PROBLEM => Each line of the material must be repeated precisely, with the pictures left out.

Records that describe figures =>

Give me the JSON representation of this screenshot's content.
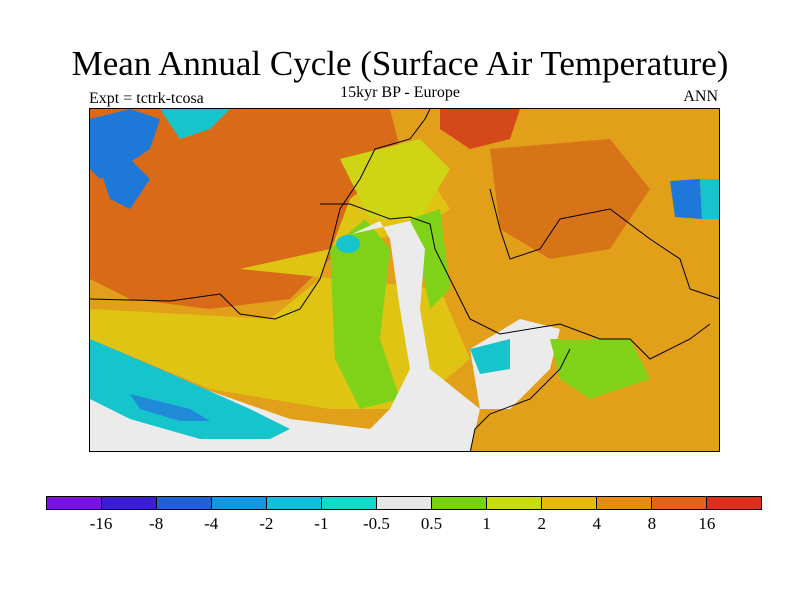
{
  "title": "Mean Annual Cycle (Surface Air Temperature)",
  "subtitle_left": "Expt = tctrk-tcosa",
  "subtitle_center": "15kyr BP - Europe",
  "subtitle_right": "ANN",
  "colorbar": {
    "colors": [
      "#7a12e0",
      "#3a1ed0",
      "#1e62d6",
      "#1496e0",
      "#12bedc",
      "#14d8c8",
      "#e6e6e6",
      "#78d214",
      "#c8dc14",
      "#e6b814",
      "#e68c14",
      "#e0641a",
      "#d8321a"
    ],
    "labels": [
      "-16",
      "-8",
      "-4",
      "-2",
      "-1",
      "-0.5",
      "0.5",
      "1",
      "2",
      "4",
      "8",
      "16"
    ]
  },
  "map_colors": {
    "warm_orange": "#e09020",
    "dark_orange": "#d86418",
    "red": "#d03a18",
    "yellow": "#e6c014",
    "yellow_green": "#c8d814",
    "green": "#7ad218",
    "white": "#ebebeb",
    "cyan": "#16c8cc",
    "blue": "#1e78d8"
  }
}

SOLUTION TO THIS PROBLEM =>
Give me the JSON representation of this screenshot's content.
{
  "title": "Mean Annual Cycle (Surface Air Temperature)",
  "subtitle_left": "Expt = tctrk-tcosa",
  "subtitle_center": "15kyr BP - Europe",
  "subtitle_right": "ANN",
  "colorbar": {
    "colors": [
      "#7a12e0",
      "#3a1ed0",
      "#1e62d6",
      "#1496e0",
      "#12bedc",
      "#14d8c8",
      "#e6e6e6",
      "#78d214",
      "#c8dc14",
      "#e6b814",
      "#e68c14",
      "#e0641a",
      "#d8321a"
    ],
    "labels": [
      "-16",
      "-8",
      "-4",
      "-2",
      "-1",
      "-0.5",
      "0.5",
      "1",
      "2",
      "4",
      "8",
      "16"
    ]
  },
  "map_colors": {
    "warm_orange": "#e09020",
    "dark_orange": "#d86418",
    "red": "#d03a18",
    "yellow": "#e6c014",
    "yellow_green": "#c8d814",
    "green": "#7ad218",
    "white": "#ebebeb",
    "cyan": "#16c8cc",
    "blue": "#1e78d8"
  }
}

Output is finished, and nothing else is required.